◆ **THE REQUEST**: Would you quote every entry exactly, dropping only the pictures?

───── SUPPLIED MATERIAL ─────

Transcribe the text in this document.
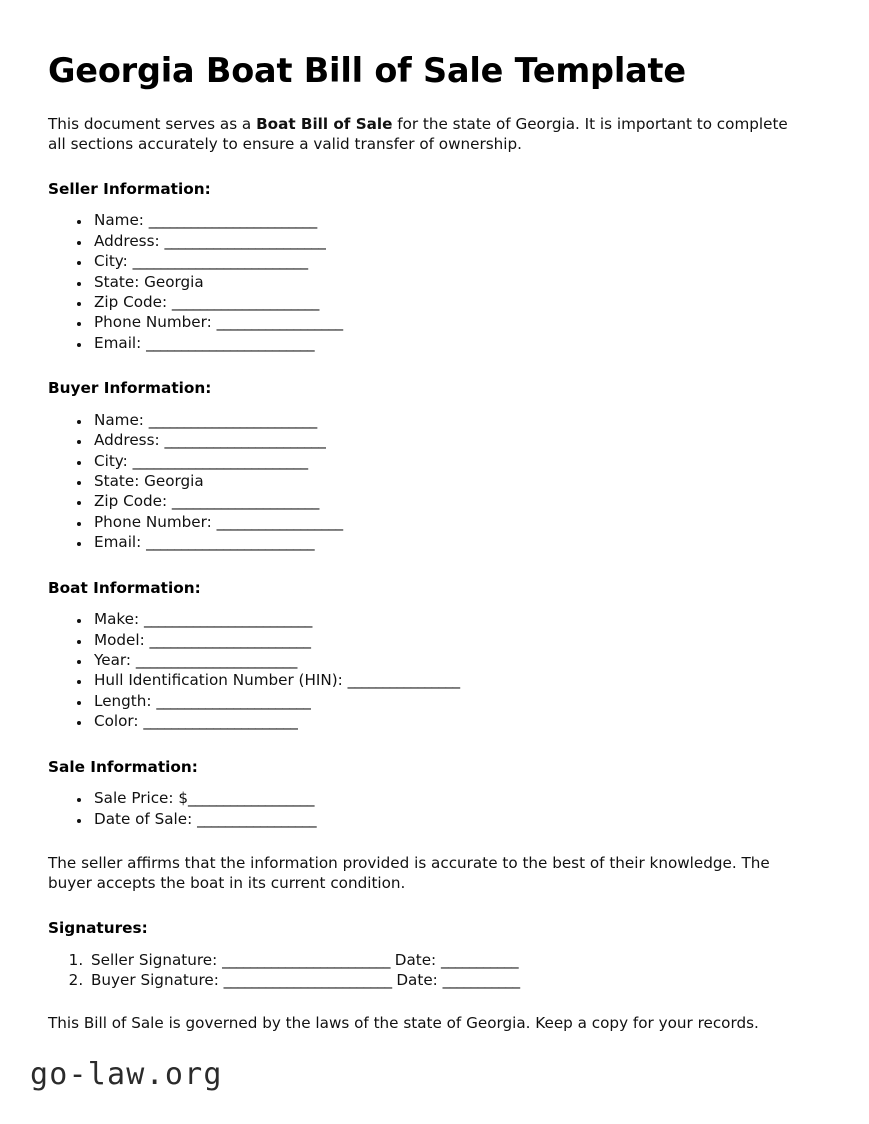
Georgia Boat Bill of Sale Template

This document serves as a Boat Bill of Sale for the state of Georgia. It is important to complete all sections accurately to ensure a valid transfer of ownership.

Seller Information:
• Name: ________________________
• Address: _______________________
• City: _________________________
• State: Georgia
• Zip Code: _____________________
• Phone Number: __________________
• Email: ________________________
Buyer Information:
• Name: ________________________
• Address: _______________________
• City: _________________________
• State: Georgia
• Zip Code: _____________________
• Phone Number: __________________
• Email: ________________________
Boat Information:
• Make: ________________________
• Model: _______________________
• Year: _______________________
• Hull Identification Number (HIN): ________________
• Length: ______________________
• Color: ______________________
Sale Information:
• Sale Price: $__________________
• Date of Sale: _________________

The seller affirms that the information provided is accurate to the best of their knowledge. The buyer accepts the boat in its current condition.

Signatures:
1. Seller Signature: ________________________ Date: ___________
2. Buyer Signature: ________________________ Date: ___________

This Bill of Sale is governed by the laws of the state of Georgia. Keep a copy for your records.

go-law.org
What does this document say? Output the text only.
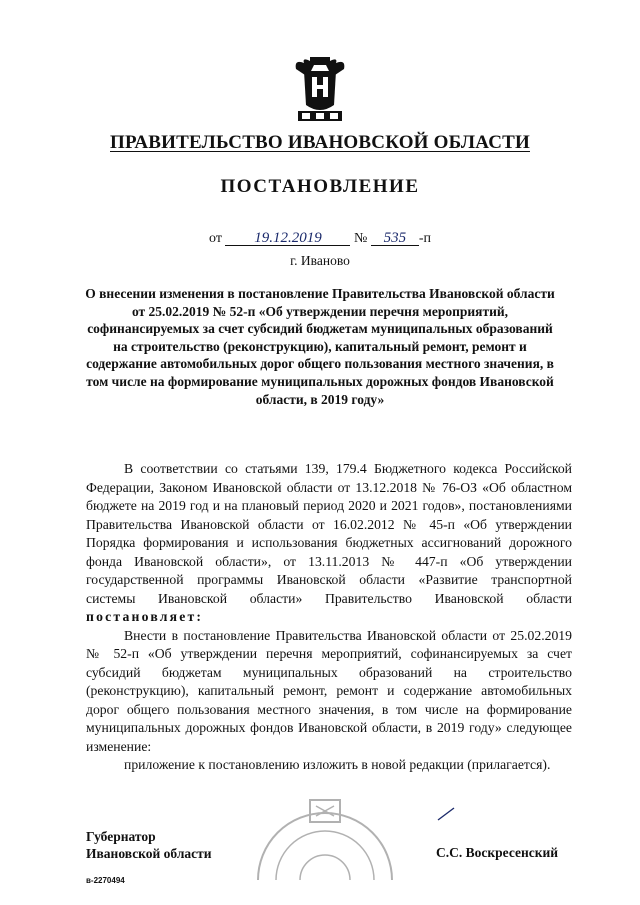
ПРАВИТЕЛЬСТВО ИВАНОВСКОЙ ОБЛАСТИ
ПОСТАНОВЛЕНИЕ
от 19.12.2019 № 535 -п
г. Иваново
О внесении изменения в постановление Правительства Ивановской области от 25.02.2019 № 52-п «Об утверждении перечня мероприятий, софинансируемых за счет субсидий бюджетам муниципальных образований на строительство (реконструкцию), капитальный ремонт, ремонт и содержание автомобильных дорог общего пользования местного значения, в том числе на формирование муниципальных дорожных фондов Ивановской области, в 2019 году»

В соответствии со статьями 139, 179.4 Бюджетного кодекса Российской Федерации, Законом Ивановской области от 13.12.2018 № 76-ОЗ «Об областном бюджете на 2019 год и на плановый период 2020 и 2021 годов», постановлениями Правительства Ивановской области от 16.02.2012 № 45-п «Об утверждении Порядка формирования и использования бюджетных ассигнований дорожного фонда Ивановской области», от 13.11.2013 № 447-п «Об утверждении государственной программы Ивановской области «Развитие транспортной системы Ивановской области» Правительство Ивановской области постановляет:

Внести в постановление Правительства Ивановской области от 25.02.2019 № 52-п «Об утверждении перечня мероприятий, софинансируемых за счет субсидий бюджетам муниципальных образований на строительство (реконструкцию), капитальный ремонт, ремонт и содержание автомобильных дорог общего пользования местного значения, в том числе на формирование муниципальных дорожных фондов Ивановской области, в 2019 году» следующее изменение:

приложение к постановлению изложить в новой редакции (прилагается).

Губернатор
Ивановской области	С.С. Воскресенский
в-2270494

─────

◆ **FINAL ANSWER**:
Transcribe the text in this document.
Georgia Boat Bill of Sale Template

This document serves as a Boat Bill of Sale for the state of Georgia. It is important to complete all sections accurately to ensure a valid transfer of ownership.

Seller Information:
• Name: ________________________
• Address: _______________________
• City: _________________________
• State: Georgia
• Zip Code: _____________________
• Phone Number: __________________
• Email: ________________________
Buyer Information:
• Name: ________________________
• Address: _______________________
• City: _________________________
• State: Georgia
• Zip Code: _____________________
• Phone Number: __________________
• Email: ________________________
Boat Information:
• Make: ________________________
• Model: _______________________
• Year: _______________________
• Hull Identification Number (HIN): ________________
• Length: ______________________
• Color: ______________________
Sale Information:
• Sale Price: $__________________
• Date of Sale: _________________

The seller affirms that the information provided is accurate to the best of their knowledge. The buyer accepts the boat in its current condition.

Signatures:
1. Seller Signature: ________________________ Date: ___________
2. Buyer Signature: ________________________ Date: ___________

This Bill of Sale is governed by the laws of the state of Georgia. Keep a copy for your records.

go-law.org
What does this document say? Output the text only.
ПРАВИТЕЛЬСТВО ИВАНОВСКОЙ ОБЛАСТИ
ПОСТАНОВЛЕНИЕ
от 19.12.2019 № 535 -п
г. Иваново
О внесении изменения в постановление Правительства Ивановской области от 25.02.2019 № 52-п «Об утверждении перечня мероприятий, софинансируемых за счет субсидий бюджетам муниципальных образований на строительство (реконструкцию), капитальный ремонт, ремонт и содержание автомобильных дорог общего пользования местного значения, в том числе на формирование муниципальных дорожных фондов Ивановской области, в 2019 году»

В соответствии со статьями 139, 179.4 Бюджетного кодекса Российской Федерации, Законом Ивановской области от 13.12.2018 № 76-ОЗ «Об областном бюджете на 2019 год и на плановый период 2020 и 2021 годов», постановлениями Правительства Ивановской области от 16.02.2012 № 45-п «Об утверждении Порядка формирования и использования бюджетных ассигнований дорожного фонда Ивановской области», от 13.11.2013 № 447-п «Об утверждении государственной программы Ивановской области «Развитие транспортной системы Ивановской области» Правительство Ивановской области постановляет:

Внести в постановление Правительства Ивановской области от 25.02.2019 № 52-п «Об утверждении перечня мероприятий, софинансируемых за счет субсидий бюджетам муниципальных образований на строительство (реконструкцию), капитальный ремонт, ремонт и содержание автомобильных дорог общего пользования местного значения, в том числе на формирование муниципальных дорожных фондов Ивановской области, в 2019 году» следующее изменение:

приложение к постановлению изложить в новой редакции (прилагается).

Губернатор
Ивановской области	С.С. Воскресенский
в-2270494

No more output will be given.